REQUEST.
Where a line below holds the string "Shift", copy that line.

SUPPLIED ENTRIES.
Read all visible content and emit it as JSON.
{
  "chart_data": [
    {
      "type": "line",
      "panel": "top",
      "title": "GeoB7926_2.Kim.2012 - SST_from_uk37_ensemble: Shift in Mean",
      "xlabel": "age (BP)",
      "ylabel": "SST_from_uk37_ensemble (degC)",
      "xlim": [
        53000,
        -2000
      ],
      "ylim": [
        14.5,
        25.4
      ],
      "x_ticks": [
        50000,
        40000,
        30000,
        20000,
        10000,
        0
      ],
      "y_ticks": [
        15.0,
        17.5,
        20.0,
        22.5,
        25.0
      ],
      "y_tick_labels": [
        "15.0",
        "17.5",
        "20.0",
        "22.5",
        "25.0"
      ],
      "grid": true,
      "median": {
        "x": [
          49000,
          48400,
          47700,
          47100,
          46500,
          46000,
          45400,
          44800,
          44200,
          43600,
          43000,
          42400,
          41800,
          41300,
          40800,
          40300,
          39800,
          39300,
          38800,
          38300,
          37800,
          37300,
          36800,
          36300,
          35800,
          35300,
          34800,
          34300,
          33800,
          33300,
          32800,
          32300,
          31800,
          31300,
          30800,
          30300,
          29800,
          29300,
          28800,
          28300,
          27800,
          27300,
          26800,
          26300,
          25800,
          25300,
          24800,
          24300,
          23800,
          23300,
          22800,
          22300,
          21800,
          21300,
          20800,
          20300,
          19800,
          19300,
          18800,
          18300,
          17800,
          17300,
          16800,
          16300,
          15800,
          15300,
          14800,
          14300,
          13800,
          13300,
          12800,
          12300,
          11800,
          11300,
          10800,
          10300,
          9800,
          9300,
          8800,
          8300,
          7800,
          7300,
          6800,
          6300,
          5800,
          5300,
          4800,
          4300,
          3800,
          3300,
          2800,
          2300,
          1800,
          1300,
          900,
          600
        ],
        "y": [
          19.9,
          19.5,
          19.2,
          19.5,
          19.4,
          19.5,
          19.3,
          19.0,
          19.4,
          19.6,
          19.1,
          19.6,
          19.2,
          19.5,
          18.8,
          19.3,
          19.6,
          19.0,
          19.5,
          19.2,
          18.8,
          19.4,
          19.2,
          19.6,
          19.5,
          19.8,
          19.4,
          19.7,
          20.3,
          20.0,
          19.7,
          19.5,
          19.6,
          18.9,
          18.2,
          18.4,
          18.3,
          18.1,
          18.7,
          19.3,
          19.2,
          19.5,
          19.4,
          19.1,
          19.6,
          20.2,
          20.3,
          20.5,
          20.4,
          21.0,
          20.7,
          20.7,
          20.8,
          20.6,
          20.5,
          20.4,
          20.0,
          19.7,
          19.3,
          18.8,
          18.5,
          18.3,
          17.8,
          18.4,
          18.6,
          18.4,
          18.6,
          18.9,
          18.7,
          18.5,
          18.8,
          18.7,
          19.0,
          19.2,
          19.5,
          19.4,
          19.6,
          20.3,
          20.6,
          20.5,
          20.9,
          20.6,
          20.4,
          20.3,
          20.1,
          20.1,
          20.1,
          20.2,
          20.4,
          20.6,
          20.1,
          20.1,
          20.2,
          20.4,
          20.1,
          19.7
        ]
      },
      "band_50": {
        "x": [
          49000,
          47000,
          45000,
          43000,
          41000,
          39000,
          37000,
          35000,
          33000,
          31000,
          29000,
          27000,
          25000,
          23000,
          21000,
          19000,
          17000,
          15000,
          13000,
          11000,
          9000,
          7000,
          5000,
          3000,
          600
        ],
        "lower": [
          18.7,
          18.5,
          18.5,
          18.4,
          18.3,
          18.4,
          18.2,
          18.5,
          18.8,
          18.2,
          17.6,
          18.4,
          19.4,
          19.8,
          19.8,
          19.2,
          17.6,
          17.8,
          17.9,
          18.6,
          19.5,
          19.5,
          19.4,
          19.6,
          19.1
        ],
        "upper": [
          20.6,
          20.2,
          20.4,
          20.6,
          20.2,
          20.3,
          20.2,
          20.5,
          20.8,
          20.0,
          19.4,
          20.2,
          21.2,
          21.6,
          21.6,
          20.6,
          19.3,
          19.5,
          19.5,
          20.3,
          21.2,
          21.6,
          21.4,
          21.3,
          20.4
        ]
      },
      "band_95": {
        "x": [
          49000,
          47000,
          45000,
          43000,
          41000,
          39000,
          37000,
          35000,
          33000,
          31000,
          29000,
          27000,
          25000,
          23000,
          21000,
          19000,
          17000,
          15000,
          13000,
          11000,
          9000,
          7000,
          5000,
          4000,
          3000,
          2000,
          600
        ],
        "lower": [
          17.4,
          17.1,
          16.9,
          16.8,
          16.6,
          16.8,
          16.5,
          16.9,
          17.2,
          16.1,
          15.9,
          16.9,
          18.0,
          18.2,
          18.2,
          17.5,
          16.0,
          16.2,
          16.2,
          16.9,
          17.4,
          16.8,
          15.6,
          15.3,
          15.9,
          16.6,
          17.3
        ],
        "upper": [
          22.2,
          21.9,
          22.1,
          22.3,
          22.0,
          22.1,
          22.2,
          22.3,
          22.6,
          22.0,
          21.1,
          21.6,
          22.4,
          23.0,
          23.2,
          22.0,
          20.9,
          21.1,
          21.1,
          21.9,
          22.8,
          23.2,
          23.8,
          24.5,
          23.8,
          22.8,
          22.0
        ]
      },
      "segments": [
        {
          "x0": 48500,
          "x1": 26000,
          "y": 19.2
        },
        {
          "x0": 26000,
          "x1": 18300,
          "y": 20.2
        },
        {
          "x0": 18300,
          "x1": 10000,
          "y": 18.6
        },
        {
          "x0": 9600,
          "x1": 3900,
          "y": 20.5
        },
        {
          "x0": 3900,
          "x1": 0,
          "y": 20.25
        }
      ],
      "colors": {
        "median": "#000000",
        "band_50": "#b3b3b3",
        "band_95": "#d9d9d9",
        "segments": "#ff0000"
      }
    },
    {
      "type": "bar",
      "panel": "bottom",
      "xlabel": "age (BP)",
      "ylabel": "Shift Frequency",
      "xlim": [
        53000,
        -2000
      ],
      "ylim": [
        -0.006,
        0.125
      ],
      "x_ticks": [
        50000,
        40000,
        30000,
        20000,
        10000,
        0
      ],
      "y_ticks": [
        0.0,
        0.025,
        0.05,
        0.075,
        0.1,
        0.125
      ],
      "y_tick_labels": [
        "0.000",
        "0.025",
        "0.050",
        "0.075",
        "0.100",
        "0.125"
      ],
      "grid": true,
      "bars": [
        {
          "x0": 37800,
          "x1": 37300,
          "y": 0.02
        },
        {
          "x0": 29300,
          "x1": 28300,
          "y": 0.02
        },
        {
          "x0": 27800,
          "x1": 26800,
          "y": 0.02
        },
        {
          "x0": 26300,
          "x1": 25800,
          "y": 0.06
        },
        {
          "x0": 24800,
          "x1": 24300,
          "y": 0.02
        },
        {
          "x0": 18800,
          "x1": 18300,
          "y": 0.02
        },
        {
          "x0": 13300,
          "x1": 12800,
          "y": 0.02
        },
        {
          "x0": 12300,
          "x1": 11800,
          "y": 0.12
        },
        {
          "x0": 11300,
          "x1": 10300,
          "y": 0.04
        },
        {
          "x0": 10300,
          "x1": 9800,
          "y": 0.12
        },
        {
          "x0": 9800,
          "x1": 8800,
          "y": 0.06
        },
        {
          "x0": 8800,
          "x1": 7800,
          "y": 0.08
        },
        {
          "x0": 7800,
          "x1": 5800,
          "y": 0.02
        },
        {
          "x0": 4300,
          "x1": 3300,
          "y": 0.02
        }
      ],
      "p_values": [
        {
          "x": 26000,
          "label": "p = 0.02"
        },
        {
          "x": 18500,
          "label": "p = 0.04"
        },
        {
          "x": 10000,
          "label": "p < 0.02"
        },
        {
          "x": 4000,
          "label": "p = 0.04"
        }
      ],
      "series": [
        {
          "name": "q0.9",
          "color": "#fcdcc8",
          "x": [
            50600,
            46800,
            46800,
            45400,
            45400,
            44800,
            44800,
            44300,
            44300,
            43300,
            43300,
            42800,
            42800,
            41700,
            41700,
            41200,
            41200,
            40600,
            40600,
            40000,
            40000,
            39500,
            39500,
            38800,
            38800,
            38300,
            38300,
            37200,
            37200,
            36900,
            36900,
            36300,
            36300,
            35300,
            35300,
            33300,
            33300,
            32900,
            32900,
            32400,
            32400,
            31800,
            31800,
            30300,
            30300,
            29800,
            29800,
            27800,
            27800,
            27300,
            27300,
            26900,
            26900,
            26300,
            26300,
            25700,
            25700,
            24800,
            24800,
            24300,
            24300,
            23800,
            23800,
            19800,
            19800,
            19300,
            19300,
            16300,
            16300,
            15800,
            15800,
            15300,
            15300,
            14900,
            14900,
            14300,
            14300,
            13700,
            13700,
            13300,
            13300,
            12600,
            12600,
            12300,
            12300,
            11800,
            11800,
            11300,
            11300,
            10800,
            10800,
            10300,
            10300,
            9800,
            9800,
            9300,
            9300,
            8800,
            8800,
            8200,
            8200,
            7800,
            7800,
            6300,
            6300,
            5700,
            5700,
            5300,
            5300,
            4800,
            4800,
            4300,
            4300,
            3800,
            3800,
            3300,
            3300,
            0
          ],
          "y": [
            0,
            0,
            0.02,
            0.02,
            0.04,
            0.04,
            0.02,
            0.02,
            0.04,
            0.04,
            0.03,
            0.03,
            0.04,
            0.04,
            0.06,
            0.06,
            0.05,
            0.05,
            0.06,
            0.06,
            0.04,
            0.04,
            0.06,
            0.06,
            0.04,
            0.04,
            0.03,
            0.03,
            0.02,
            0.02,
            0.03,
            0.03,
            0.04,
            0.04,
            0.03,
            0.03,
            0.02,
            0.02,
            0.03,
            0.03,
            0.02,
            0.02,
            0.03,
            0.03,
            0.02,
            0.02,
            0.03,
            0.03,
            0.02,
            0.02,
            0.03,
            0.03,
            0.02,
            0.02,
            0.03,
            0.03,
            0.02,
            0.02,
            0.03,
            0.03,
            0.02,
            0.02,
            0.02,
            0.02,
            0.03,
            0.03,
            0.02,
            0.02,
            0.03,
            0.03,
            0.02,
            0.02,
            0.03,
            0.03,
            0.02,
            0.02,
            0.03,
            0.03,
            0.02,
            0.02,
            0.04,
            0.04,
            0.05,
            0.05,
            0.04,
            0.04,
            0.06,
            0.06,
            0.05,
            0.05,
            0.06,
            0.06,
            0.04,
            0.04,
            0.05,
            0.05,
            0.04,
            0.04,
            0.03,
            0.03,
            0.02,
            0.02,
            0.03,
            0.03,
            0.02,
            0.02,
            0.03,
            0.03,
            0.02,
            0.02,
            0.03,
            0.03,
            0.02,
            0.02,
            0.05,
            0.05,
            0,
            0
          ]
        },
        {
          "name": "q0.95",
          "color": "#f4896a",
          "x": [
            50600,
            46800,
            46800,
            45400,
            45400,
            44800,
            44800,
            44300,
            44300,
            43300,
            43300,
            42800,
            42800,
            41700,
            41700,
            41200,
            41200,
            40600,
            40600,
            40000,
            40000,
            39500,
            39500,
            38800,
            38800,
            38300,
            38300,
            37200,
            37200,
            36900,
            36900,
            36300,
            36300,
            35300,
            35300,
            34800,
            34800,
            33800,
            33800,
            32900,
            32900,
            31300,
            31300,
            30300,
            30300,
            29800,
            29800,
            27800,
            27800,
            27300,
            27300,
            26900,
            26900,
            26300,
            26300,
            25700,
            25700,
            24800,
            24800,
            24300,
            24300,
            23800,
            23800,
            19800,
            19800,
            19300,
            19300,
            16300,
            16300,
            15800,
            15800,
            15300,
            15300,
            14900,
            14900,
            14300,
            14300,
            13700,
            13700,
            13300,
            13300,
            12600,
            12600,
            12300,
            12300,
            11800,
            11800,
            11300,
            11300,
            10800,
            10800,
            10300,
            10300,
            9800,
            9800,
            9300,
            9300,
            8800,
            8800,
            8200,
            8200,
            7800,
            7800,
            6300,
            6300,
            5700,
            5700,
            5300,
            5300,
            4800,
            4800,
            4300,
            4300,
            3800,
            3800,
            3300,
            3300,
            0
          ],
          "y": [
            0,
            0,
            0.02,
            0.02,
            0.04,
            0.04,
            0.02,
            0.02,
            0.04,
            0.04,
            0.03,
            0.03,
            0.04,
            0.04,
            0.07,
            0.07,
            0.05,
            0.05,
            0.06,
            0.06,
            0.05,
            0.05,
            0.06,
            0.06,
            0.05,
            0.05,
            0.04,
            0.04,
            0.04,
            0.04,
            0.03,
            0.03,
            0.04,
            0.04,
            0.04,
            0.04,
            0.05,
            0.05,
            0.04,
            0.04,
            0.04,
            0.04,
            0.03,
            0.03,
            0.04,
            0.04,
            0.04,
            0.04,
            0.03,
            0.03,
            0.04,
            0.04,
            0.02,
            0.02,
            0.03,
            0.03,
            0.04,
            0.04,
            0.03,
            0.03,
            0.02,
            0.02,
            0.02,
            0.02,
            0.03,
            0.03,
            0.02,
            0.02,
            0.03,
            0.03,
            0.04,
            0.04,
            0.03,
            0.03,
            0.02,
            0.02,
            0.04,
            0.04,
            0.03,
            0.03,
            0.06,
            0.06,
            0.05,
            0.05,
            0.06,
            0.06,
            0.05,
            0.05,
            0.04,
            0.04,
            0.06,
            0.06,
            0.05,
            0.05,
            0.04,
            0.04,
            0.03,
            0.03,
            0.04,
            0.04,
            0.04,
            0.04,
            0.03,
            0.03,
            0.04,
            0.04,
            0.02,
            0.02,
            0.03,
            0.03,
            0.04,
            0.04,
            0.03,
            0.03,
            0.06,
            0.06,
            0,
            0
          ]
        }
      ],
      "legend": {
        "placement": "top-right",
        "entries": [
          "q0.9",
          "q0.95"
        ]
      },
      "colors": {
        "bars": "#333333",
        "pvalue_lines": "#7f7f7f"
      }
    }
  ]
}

RESULT FOR THIS EXERCISE.
      "title": "GeoB7926_2.Kim.2012 - SST_from_uk37_ensemble: Shift in Mean",
      "ylabel": "Shift Frequency",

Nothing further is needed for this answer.